_Written task:_
Locate every line in the material below that has the word "content". Copy each of those lines.

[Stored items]
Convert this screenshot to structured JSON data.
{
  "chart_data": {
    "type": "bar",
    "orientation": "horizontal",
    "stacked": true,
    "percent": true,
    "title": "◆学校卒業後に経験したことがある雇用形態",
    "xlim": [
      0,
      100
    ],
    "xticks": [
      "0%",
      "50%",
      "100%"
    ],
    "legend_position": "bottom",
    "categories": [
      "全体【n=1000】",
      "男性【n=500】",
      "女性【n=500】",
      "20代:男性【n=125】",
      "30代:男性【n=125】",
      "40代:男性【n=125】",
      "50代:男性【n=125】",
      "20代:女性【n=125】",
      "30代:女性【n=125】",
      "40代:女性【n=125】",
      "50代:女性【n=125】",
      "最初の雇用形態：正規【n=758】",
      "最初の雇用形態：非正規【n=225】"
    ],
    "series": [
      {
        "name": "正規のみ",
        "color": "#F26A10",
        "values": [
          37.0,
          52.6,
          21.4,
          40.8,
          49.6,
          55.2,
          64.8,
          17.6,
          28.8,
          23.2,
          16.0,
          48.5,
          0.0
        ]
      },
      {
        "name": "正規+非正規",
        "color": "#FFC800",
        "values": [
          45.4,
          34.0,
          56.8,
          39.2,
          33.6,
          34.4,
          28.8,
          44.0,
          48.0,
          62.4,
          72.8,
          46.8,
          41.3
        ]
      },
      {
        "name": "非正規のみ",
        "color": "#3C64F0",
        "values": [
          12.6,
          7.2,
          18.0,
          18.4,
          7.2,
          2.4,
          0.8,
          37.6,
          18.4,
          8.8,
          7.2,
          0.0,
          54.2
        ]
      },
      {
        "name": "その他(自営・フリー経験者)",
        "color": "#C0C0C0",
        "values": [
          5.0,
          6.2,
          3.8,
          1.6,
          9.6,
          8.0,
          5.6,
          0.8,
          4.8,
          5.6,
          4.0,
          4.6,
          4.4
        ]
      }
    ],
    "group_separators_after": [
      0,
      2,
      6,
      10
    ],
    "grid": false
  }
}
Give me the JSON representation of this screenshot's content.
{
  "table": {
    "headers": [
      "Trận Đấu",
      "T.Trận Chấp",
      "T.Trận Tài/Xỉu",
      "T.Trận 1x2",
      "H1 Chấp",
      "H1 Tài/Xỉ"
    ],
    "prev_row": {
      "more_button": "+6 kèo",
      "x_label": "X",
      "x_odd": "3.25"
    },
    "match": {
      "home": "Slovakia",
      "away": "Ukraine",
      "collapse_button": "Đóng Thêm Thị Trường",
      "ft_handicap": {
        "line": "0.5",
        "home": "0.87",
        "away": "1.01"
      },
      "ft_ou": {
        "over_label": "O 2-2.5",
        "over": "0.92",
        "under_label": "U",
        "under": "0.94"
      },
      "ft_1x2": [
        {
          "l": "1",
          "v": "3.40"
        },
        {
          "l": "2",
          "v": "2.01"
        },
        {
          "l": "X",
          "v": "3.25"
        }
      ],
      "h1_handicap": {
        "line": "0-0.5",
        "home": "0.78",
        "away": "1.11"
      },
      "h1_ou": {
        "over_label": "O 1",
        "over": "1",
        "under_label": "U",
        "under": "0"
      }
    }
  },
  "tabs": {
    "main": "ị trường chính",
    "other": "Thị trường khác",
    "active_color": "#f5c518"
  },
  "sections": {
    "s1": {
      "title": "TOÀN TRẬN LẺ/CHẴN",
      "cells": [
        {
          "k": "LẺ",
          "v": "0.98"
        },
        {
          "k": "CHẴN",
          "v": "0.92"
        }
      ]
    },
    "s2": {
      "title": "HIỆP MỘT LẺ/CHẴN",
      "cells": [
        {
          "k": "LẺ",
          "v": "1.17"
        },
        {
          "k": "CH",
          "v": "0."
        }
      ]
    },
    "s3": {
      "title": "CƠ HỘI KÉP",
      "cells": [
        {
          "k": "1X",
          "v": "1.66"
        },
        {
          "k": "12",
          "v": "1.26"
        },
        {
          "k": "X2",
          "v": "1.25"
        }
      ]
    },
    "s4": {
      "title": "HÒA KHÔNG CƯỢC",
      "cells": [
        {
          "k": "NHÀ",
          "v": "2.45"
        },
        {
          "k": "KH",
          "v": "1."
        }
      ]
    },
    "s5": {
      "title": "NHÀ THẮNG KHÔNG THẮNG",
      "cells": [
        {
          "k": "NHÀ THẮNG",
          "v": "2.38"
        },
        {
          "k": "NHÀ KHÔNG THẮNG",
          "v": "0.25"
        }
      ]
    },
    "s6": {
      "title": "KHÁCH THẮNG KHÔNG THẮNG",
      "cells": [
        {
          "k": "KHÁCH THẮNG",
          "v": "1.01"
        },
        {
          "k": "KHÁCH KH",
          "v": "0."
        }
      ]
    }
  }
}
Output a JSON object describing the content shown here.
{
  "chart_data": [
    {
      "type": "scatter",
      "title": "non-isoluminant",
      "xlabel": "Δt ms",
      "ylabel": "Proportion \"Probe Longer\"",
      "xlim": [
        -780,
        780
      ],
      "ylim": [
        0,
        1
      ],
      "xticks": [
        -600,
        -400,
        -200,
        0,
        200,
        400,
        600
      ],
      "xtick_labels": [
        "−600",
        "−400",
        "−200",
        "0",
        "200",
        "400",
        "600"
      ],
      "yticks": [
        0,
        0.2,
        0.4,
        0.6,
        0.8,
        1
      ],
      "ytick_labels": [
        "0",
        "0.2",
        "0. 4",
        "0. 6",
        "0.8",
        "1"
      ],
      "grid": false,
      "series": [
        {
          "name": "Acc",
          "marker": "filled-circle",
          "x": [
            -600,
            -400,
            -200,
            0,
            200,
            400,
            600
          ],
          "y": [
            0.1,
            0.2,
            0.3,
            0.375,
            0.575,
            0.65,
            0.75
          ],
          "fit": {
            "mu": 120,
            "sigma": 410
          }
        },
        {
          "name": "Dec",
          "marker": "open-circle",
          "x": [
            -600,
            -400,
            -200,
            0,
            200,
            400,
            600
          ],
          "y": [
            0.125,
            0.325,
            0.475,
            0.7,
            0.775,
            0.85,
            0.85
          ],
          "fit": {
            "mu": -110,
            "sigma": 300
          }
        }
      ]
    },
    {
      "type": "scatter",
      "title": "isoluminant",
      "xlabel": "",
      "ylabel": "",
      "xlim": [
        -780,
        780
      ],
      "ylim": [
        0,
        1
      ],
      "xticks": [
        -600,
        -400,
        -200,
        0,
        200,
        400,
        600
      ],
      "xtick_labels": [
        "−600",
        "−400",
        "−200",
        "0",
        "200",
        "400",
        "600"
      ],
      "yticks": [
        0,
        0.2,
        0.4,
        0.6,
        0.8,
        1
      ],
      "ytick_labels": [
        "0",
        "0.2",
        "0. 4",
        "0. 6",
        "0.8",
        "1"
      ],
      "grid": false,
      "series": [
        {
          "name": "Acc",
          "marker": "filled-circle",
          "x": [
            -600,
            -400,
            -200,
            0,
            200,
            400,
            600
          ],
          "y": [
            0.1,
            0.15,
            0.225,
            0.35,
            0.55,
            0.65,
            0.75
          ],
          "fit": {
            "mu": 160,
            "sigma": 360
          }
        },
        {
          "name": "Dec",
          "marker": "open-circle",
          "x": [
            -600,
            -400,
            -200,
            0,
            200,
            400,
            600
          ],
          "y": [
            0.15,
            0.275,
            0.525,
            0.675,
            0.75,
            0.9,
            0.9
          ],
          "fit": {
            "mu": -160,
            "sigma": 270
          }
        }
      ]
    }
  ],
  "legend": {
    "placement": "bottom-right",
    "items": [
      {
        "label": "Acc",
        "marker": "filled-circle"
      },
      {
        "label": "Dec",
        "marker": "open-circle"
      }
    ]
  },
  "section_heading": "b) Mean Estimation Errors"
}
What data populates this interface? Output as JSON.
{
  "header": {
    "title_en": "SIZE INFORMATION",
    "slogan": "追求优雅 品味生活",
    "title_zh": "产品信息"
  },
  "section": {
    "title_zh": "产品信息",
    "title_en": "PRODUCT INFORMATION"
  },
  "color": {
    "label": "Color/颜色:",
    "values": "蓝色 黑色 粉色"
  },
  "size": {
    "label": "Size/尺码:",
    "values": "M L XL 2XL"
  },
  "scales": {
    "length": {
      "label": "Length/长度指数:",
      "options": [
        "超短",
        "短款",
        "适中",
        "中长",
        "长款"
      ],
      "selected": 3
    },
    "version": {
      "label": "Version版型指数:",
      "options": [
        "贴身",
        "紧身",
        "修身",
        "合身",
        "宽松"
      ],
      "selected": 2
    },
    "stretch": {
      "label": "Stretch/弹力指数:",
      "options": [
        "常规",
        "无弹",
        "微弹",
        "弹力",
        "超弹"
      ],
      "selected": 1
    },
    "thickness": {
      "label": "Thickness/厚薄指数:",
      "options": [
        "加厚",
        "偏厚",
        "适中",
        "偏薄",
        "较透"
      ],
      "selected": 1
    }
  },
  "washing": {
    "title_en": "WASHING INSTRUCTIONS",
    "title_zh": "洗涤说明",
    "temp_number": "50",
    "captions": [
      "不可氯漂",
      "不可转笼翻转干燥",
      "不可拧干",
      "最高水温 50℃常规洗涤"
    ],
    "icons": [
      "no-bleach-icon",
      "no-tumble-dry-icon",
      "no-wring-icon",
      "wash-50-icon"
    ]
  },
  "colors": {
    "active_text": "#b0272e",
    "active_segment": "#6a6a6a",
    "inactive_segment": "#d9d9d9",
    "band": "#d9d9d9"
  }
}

_Exercise result:_
Give me the JSON representation of this screenshot's content.
Output a JSON object describing the content shown here.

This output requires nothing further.